Lines that hold the string "Heated" are to be counted; give only their number.

====== LISTING ======

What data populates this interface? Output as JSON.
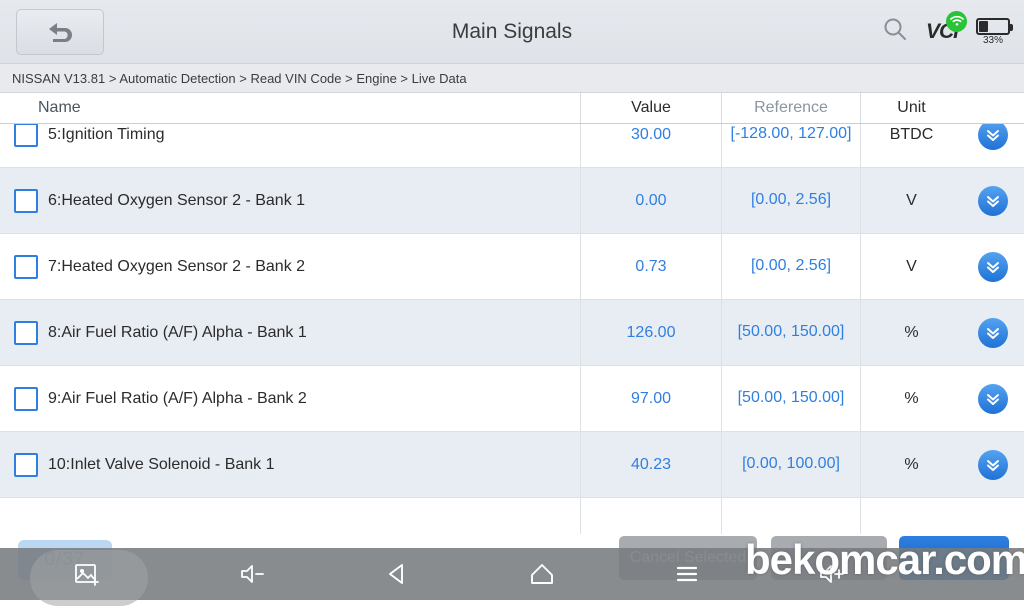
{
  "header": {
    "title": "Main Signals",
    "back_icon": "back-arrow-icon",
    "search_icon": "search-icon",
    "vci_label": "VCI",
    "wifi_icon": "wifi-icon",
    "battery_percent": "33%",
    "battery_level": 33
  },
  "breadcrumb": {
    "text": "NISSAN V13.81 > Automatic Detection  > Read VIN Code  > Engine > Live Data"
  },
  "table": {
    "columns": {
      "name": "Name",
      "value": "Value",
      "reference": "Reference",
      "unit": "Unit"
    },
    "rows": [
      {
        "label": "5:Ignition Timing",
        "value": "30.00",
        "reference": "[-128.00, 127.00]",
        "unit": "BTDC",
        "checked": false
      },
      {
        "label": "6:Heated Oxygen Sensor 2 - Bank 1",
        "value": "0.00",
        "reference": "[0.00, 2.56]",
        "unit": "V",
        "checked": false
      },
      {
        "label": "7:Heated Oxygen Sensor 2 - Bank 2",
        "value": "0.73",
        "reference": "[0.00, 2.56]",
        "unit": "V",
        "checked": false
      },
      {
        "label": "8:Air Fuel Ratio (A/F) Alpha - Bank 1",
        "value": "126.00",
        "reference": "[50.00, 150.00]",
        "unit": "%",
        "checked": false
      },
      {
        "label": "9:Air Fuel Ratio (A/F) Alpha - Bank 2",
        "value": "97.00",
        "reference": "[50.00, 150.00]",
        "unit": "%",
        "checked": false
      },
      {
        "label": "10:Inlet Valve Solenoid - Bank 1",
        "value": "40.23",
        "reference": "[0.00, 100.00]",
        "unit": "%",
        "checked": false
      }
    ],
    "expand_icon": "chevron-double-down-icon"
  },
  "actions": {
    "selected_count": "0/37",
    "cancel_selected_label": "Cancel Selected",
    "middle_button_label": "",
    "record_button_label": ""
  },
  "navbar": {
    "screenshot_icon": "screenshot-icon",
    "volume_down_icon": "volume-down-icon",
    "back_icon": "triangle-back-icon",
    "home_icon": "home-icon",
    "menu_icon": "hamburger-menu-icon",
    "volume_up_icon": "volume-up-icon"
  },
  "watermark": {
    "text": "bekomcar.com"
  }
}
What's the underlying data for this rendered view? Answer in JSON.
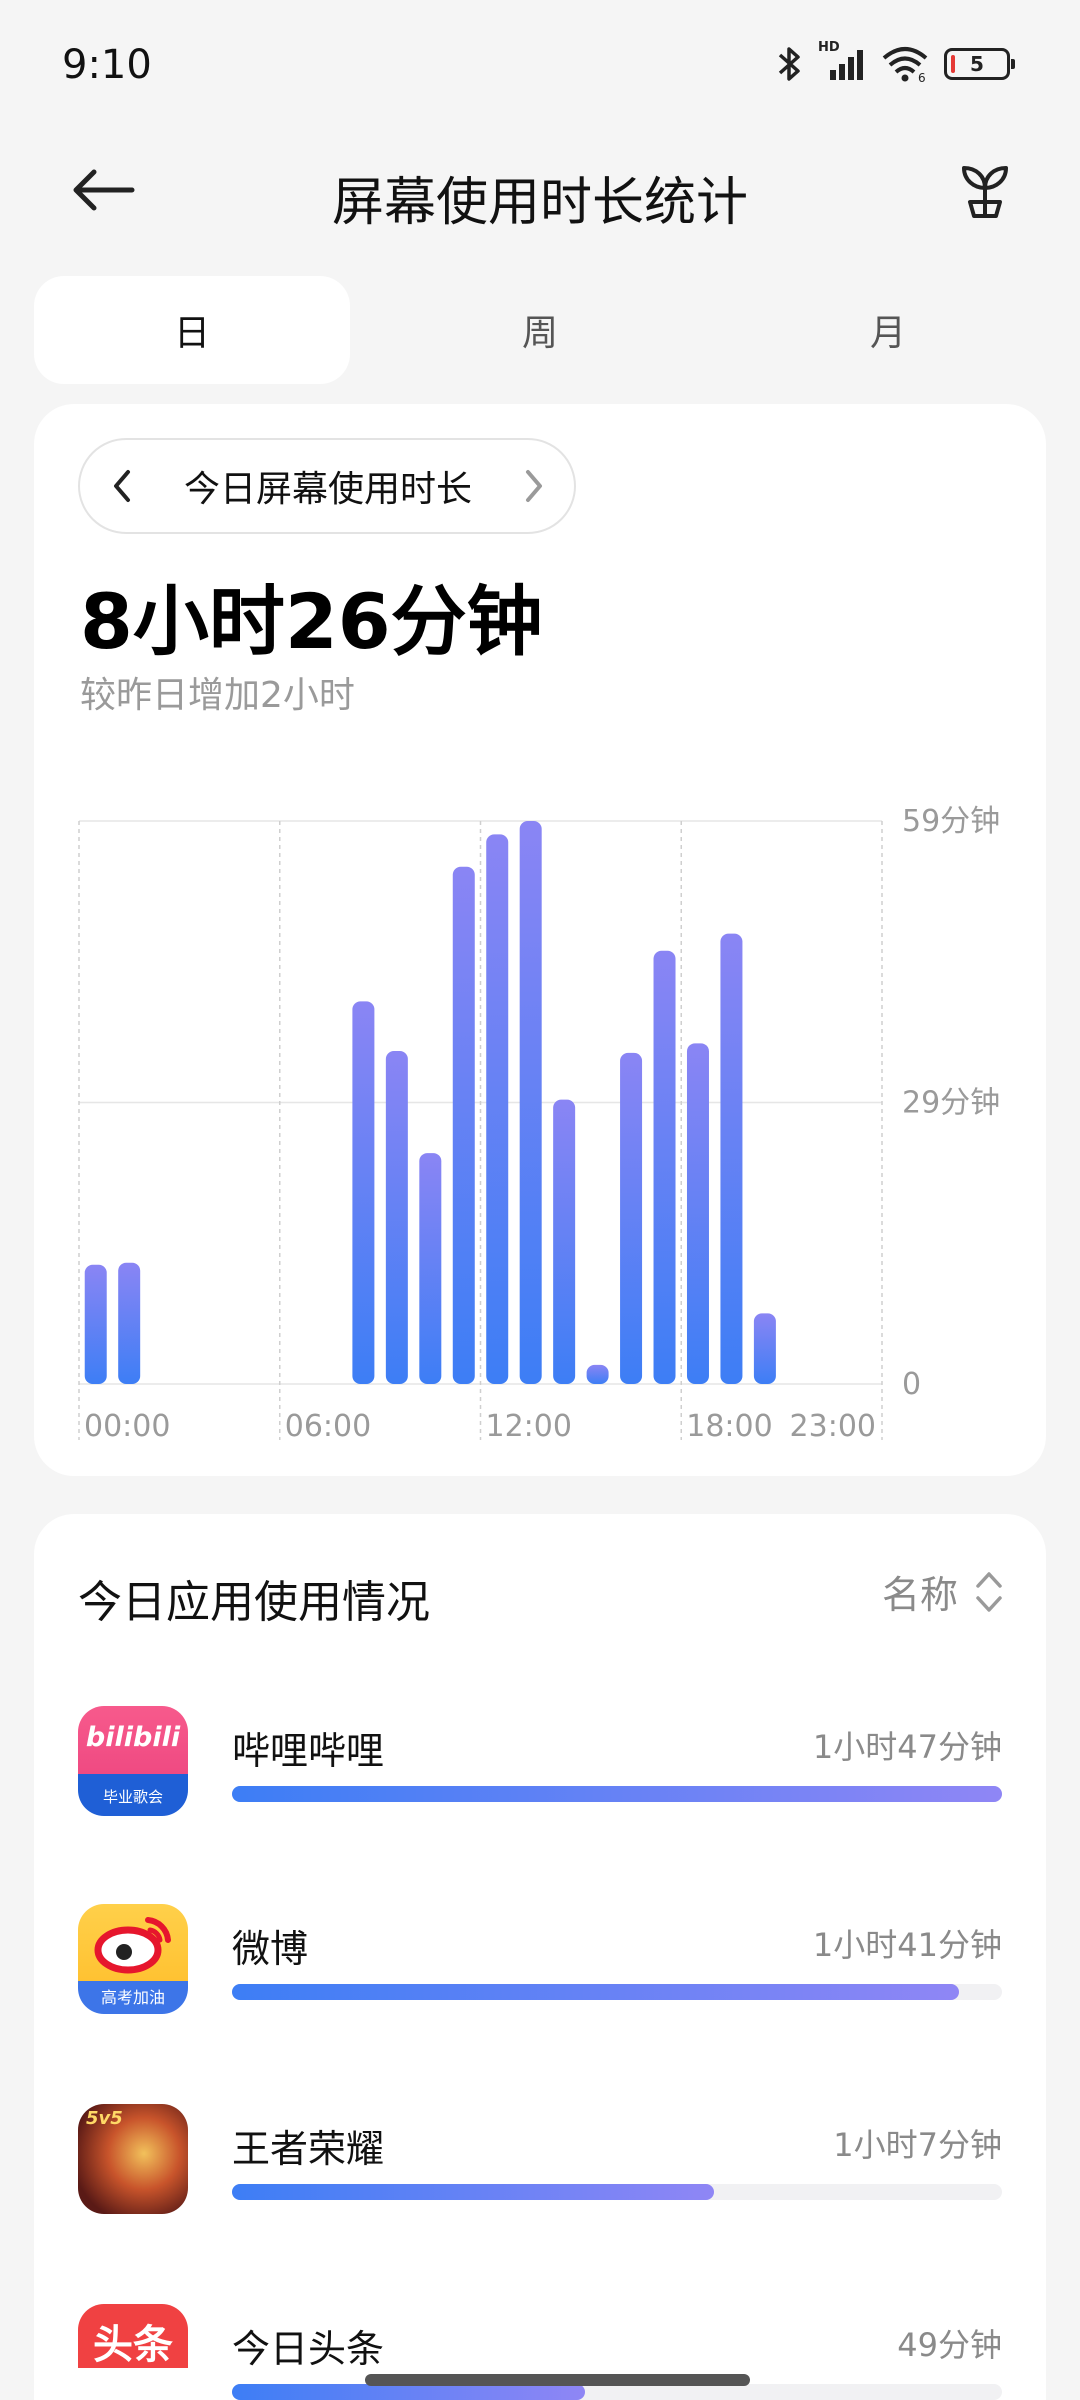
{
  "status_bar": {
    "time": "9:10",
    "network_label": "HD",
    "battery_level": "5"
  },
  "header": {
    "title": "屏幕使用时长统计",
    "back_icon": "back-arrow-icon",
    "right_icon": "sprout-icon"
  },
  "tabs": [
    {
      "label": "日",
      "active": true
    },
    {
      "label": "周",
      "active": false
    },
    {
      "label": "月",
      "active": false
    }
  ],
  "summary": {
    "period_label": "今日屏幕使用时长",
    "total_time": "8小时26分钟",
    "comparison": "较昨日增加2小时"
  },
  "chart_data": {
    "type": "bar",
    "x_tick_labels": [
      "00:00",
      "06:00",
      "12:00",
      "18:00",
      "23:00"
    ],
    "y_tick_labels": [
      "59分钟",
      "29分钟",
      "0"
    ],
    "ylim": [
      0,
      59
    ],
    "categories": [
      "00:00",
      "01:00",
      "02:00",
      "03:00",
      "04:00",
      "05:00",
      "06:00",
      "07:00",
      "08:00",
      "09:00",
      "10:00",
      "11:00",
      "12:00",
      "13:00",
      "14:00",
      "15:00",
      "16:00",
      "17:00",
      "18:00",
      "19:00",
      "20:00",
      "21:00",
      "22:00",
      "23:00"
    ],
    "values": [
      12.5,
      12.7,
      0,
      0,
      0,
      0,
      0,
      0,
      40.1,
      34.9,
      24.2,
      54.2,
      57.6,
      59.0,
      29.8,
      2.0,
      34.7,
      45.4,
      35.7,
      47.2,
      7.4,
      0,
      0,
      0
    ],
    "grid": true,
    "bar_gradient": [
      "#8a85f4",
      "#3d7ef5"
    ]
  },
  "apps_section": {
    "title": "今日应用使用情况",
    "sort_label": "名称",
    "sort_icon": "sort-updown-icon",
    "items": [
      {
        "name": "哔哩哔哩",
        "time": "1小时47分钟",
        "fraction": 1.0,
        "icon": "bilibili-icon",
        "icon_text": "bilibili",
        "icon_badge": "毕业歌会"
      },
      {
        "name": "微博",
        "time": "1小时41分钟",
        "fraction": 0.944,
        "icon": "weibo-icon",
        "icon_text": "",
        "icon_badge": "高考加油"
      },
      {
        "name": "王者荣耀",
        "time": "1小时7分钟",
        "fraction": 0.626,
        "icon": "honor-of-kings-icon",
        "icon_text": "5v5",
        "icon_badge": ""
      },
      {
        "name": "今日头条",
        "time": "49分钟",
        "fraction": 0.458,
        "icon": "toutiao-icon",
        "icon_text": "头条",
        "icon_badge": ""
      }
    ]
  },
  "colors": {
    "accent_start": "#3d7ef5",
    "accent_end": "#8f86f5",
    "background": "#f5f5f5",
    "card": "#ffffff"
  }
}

======
====== LISTING ======

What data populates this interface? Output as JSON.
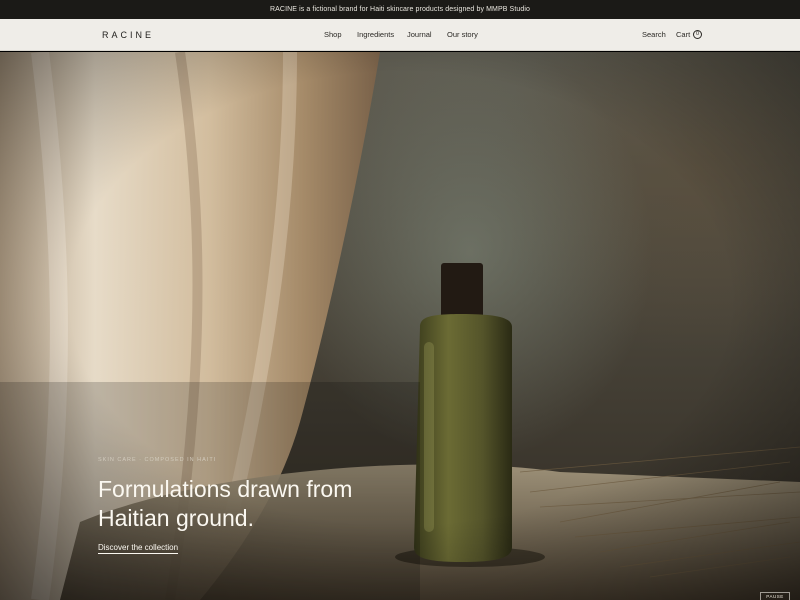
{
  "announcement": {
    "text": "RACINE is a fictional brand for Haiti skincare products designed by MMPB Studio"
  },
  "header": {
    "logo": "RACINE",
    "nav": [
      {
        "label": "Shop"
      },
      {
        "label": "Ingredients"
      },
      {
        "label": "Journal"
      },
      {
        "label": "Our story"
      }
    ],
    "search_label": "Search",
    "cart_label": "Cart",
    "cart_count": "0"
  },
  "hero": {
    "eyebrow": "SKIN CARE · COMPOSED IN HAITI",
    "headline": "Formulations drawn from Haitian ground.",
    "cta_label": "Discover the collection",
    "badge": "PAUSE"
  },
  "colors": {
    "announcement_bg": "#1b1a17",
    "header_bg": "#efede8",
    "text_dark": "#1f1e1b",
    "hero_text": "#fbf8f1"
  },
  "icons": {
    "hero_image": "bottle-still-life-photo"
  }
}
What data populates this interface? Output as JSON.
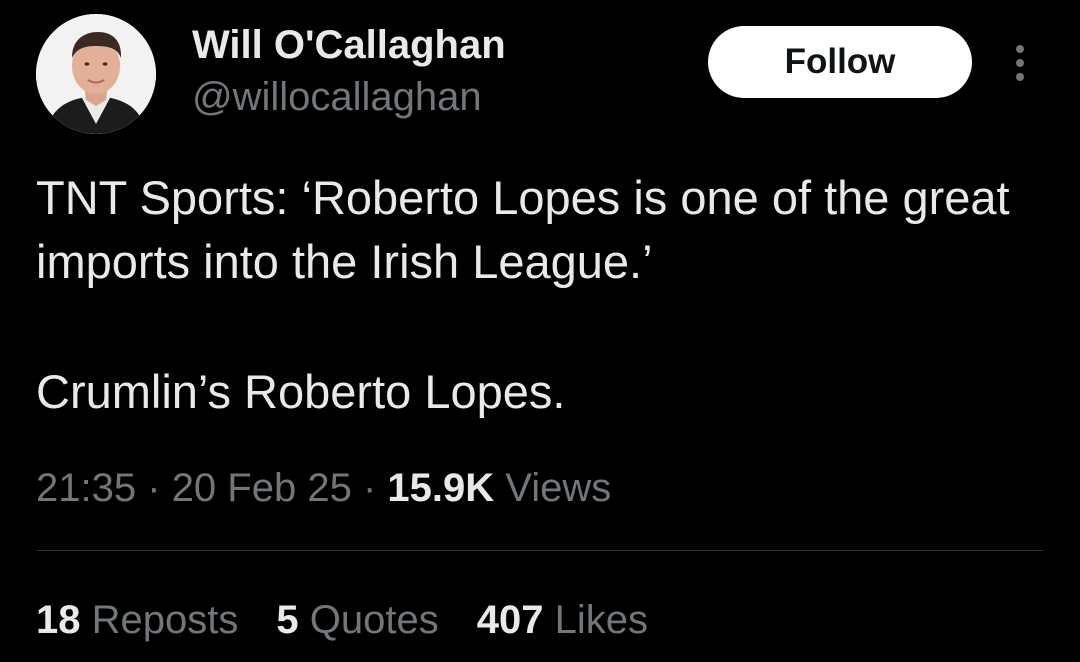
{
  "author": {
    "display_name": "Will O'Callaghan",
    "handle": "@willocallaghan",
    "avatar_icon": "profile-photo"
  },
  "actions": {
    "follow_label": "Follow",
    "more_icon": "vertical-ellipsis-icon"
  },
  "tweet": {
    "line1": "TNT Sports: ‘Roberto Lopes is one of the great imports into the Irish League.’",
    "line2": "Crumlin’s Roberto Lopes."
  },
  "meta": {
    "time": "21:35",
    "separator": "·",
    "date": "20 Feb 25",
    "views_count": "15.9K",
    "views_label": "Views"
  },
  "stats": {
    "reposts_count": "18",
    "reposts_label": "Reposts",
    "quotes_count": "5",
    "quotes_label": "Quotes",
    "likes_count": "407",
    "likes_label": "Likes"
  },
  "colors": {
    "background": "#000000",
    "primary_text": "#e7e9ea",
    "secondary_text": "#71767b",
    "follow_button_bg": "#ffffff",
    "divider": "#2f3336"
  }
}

======

TASK OUTPUT → 2